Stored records
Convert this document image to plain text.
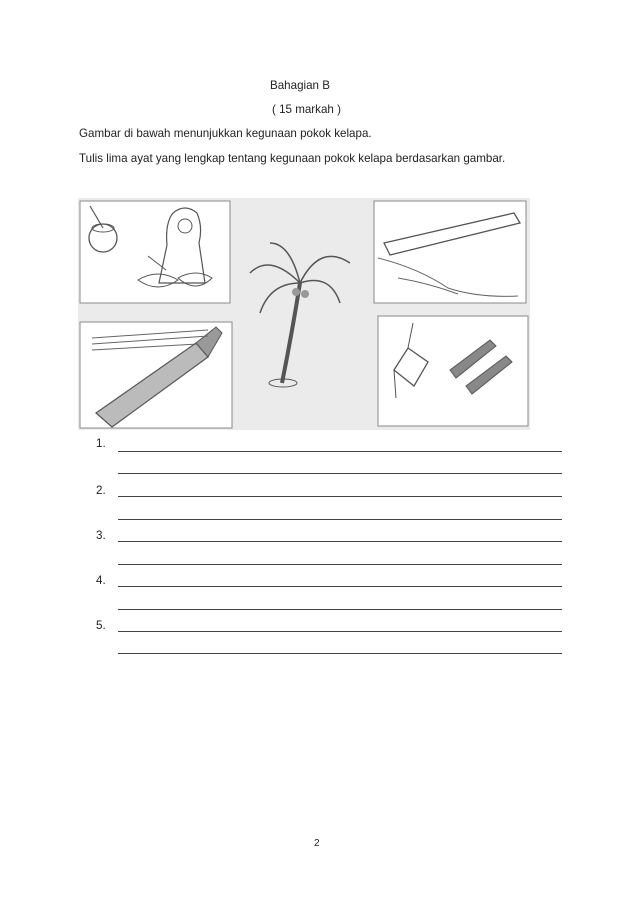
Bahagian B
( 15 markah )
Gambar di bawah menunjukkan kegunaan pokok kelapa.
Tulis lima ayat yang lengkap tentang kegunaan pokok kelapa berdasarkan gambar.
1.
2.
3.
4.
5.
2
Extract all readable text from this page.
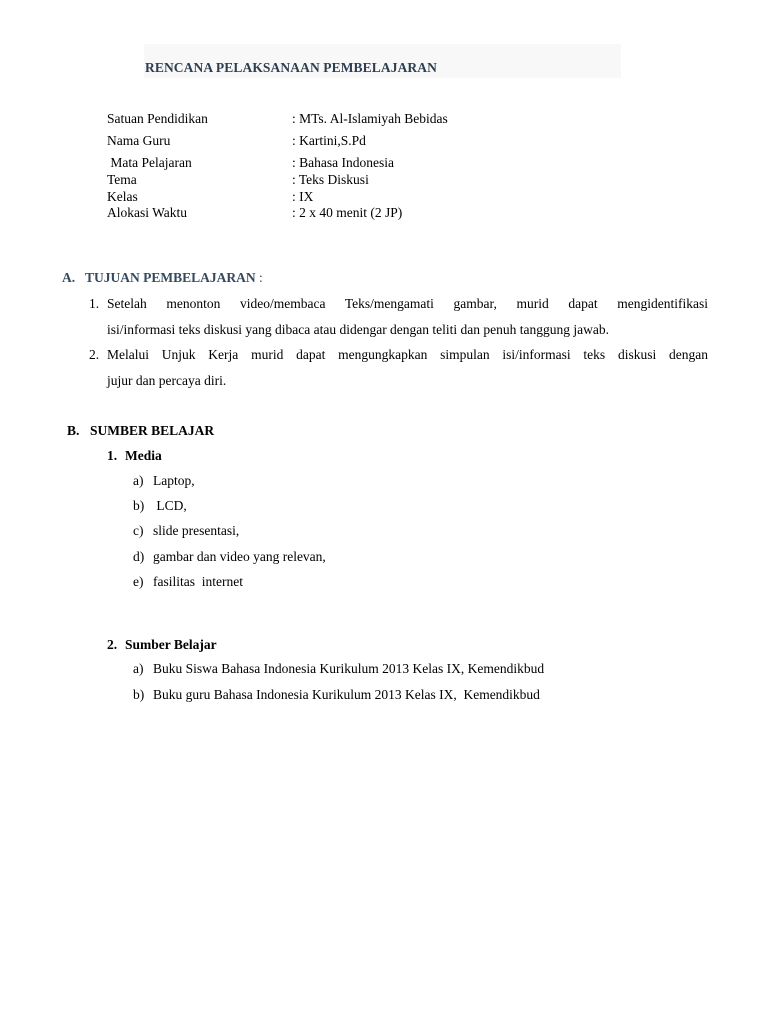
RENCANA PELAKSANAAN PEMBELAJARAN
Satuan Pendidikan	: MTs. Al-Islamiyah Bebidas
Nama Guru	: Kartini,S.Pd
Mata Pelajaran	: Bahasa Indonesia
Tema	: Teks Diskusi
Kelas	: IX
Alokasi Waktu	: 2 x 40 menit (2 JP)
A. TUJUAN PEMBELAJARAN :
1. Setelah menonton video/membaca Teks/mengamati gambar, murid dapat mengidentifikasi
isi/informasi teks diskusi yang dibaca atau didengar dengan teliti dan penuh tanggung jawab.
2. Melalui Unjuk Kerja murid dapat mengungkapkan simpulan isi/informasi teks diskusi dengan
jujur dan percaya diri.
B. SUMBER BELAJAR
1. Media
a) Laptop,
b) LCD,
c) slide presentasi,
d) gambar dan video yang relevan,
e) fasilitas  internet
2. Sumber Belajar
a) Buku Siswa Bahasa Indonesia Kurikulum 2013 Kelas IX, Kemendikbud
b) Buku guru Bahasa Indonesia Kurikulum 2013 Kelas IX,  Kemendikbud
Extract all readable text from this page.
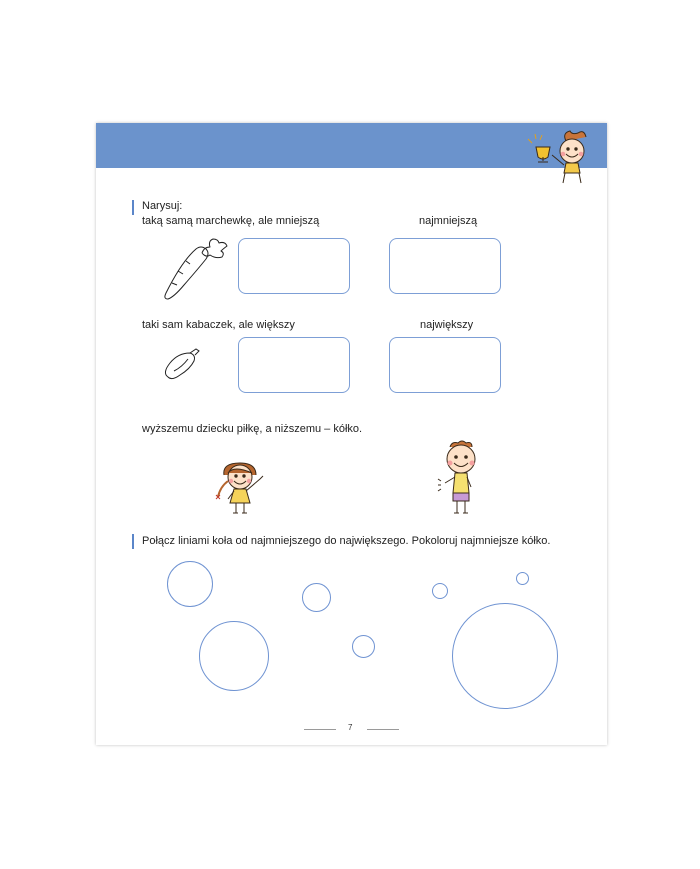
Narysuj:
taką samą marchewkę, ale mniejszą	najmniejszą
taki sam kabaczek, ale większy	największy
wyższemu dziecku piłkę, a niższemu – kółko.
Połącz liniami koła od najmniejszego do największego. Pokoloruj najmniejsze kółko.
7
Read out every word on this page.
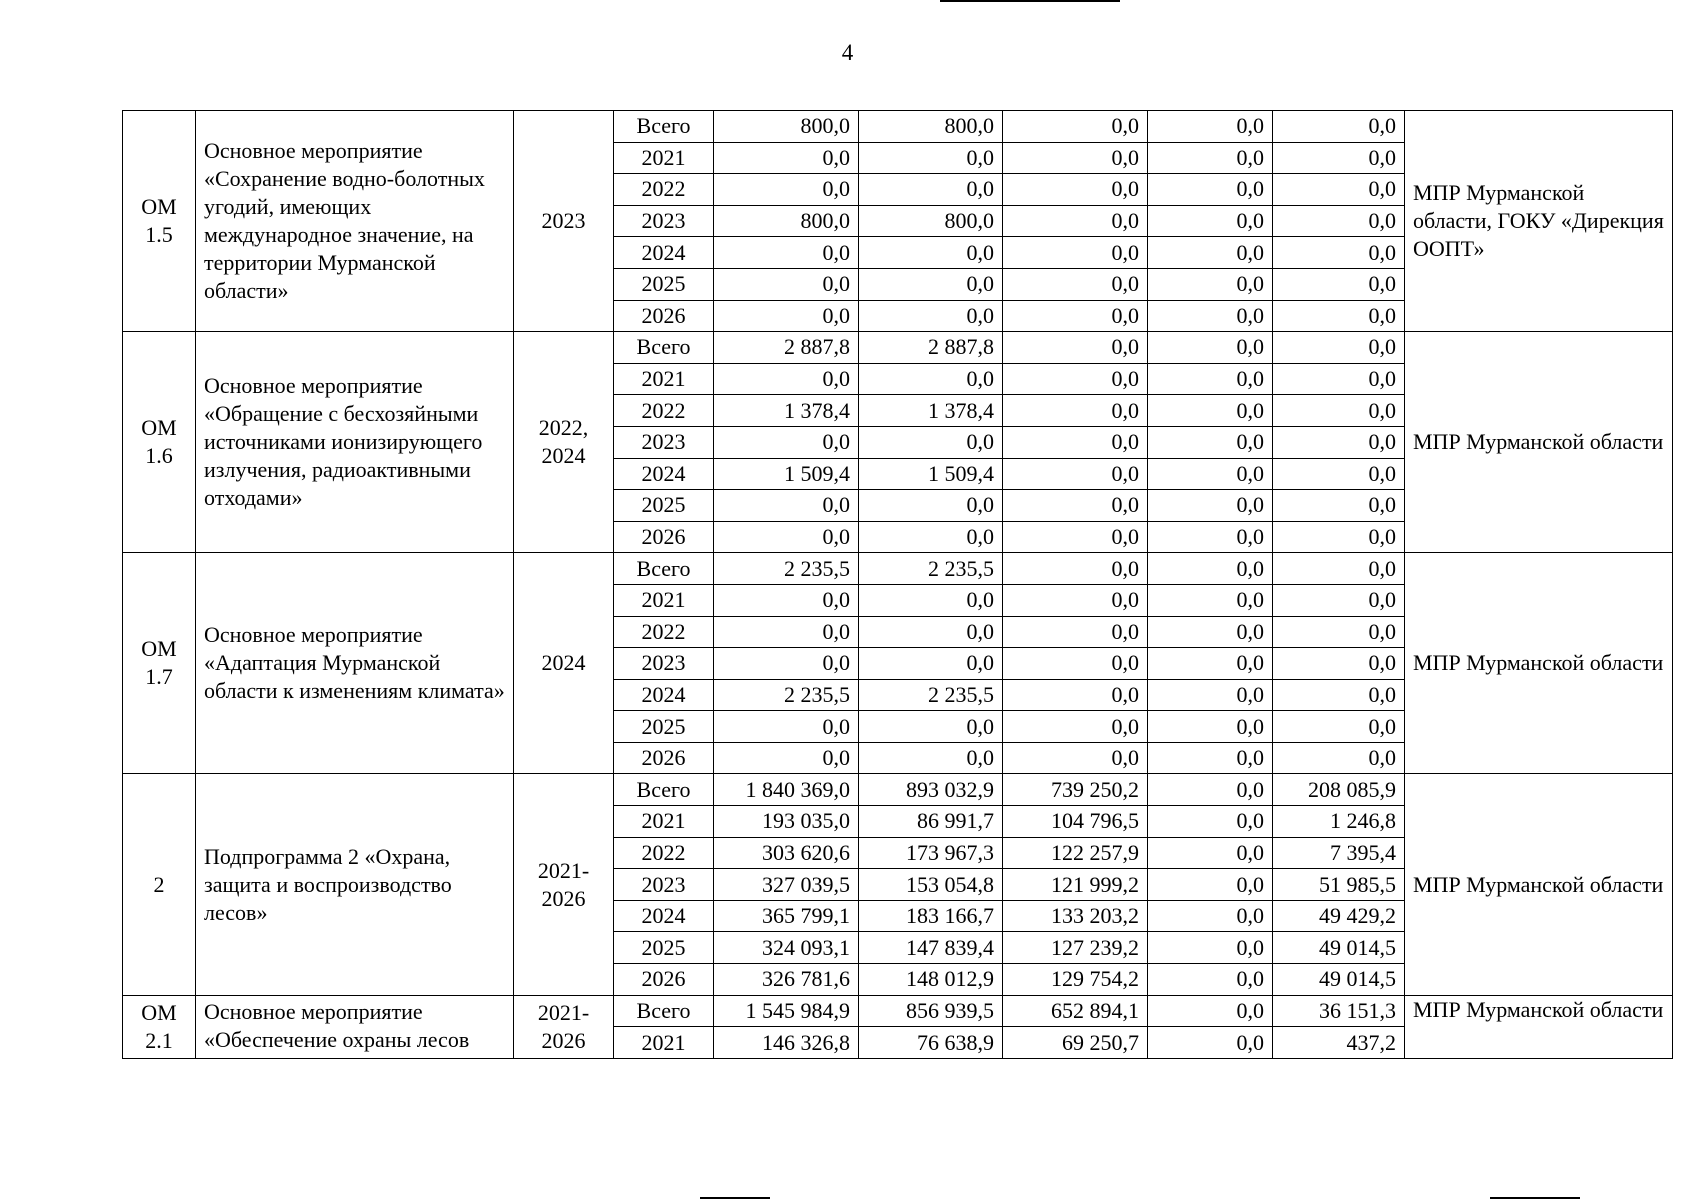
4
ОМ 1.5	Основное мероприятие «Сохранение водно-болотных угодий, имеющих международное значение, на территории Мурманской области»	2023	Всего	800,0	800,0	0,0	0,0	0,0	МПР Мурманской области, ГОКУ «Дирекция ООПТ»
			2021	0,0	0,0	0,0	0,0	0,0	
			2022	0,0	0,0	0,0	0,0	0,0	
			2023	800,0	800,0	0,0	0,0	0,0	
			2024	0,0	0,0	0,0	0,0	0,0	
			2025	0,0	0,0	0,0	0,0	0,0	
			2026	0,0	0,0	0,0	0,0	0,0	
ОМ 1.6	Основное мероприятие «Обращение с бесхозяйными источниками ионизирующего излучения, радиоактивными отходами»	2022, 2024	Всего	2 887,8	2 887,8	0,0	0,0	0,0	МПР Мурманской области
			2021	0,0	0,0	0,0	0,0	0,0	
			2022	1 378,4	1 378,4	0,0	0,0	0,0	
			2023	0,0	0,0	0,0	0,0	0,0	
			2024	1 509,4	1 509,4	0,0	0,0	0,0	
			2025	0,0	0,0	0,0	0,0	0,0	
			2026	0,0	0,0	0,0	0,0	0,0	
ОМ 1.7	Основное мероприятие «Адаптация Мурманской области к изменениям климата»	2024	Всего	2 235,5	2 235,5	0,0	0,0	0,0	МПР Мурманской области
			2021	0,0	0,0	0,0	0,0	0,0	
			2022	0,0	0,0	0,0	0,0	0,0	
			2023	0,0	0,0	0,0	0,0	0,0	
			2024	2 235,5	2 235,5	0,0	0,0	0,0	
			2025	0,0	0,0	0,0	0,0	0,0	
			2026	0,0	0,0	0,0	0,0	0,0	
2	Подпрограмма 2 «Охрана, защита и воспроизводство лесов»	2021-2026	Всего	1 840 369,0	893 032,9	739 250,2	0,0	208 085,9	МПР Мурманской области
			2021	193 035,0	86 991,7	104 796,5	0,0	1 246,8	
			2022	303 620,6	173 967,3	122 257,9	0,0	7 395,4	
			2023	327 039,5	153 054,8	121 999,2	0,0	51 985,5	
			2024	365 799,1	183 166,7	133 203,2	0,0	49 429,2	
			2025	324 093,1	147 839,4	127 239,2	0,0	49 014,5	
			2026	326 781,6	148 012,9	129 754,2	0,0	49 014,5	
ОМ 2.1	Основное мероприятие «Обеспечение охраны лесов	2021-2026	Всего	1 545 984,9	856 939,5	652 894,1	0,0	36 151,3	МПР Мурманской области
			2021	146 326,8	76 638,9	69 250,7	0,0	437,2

* _TASK TO CARRY OUT_:
In the records above, locate the lines holding the word "murid". Copy each of them.

* _TASK SOLUTION_:
1. Setelah menonton video/membaca Teks/mengamati gambar, murid dapat mengidentifikasi
2. Melalui Unjuk Kerja murid dapat mengungkapkan simpulan isi/informasi teks diskusi dengan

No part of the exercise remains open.